━━ Given data ━━

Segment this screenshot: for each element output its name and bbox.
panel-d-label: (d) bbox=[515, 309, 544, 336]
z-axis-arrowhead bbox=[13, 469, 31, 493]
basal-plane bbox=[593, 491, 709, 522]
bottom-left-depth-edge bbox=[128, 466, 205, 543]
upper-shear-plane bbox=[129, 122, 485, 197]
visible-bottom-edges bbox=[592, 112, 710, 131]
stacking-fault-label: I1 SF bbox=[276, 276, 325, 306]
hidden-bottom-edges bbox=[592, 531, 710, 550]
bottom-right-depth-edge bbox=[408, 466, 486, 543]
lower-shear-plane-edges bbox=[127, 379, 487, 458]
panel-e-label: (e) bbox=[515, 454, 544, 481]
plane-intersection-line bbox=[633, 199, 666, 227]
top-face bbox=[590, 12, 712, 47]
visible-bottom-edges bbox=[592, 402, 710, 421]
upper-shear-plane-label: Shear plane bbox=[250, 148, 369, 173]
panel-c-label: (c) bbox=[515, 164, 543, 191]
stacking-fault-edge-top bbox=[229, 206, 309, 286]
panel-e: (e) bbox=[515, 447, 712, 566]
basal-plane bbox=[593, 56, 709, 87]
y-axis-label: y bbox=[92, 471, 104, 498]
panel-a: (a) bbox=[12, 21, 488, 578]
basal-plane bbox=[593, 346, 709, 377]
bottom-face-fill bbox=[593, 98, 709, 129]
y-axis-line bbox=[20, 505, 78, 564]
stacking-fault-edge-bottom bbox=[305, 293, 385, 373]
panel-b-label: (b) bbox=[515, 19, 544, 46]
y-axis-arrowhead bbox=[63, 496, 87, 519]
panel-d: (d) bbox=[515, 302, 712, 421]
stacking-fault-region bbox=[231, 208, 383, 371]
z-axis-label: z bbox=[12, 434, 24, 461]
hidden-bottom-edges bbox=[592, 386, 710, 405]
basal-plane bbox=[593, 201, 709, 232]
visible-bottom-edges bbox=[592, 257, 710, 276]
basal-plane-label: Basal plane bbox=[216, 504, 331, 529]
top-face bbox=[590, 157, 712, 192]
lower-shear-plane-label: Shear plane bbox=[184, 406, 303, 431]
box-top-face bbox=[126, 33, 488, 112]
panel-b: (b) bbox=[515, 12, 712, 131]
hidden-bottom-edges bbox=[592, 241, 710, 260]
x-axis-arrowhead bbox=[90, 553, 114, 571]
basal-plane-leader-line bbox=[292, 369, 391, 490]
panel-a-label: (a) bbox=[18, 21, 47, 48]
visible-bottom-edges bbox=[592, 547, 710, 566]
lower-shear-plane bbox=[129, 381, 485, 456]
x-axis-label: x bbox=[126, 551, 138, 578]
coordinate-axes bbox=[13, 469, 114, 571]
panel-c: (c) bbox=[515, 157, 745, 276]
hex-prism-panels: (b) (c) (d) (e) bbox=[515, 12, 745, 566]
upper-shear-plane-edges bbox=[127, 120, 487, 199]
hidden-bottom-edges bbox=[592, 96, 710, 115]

━━━

## Problem to work on
Reproduce the items word for word, starting at the first one and ending at the line that contains "stacking-fault-edge-top bbox=[229, 206, 309, 286]", with both of those lines included.

## Answer to the problem
Segment this screenshot: for each element output its name and bbox.
panel-d-label: (d) bbox=[515, 309, 544, 336]
z-axis-arrowhead bbox=[13, 469, 31, 493]
basal-plane bbox=[593, 491, 709, 522]
bottom-left-depth-edge bbox=[128, 466, 205, 543]
upper-shear-plane bbox=[129, 122, 485, 197]
visible-bottom-edges bbox=[592, 112, 710, 131]
stacking-fault-label: I1 SF bbox=[276, 276, 325, 306]
hidden-bottom-edges bbox=[592, 531, 710, 550]
bottom-right-depth-edge bbox=[408, 466, 486, 543]
lower-shear-plane-edges bbox=[127, 379, 487, 458]
panel-e-label: (e) bbox=[515, 454, 544, 481]
plane-intersection-line bbox=[633, 199, 666, 227]
top-face bbox=[590, 12, 712, 47]
visible-bottom-edges bbox=[592, 402, 710, 421]
upper-shear-plane-label: Shear plane bbox=[250, 148, 369, 173]
panel-c-label: (c) bbox=[515, 164, 543, 191]
stacking-fault-edge-top bbox=[229, 206, 309, 286]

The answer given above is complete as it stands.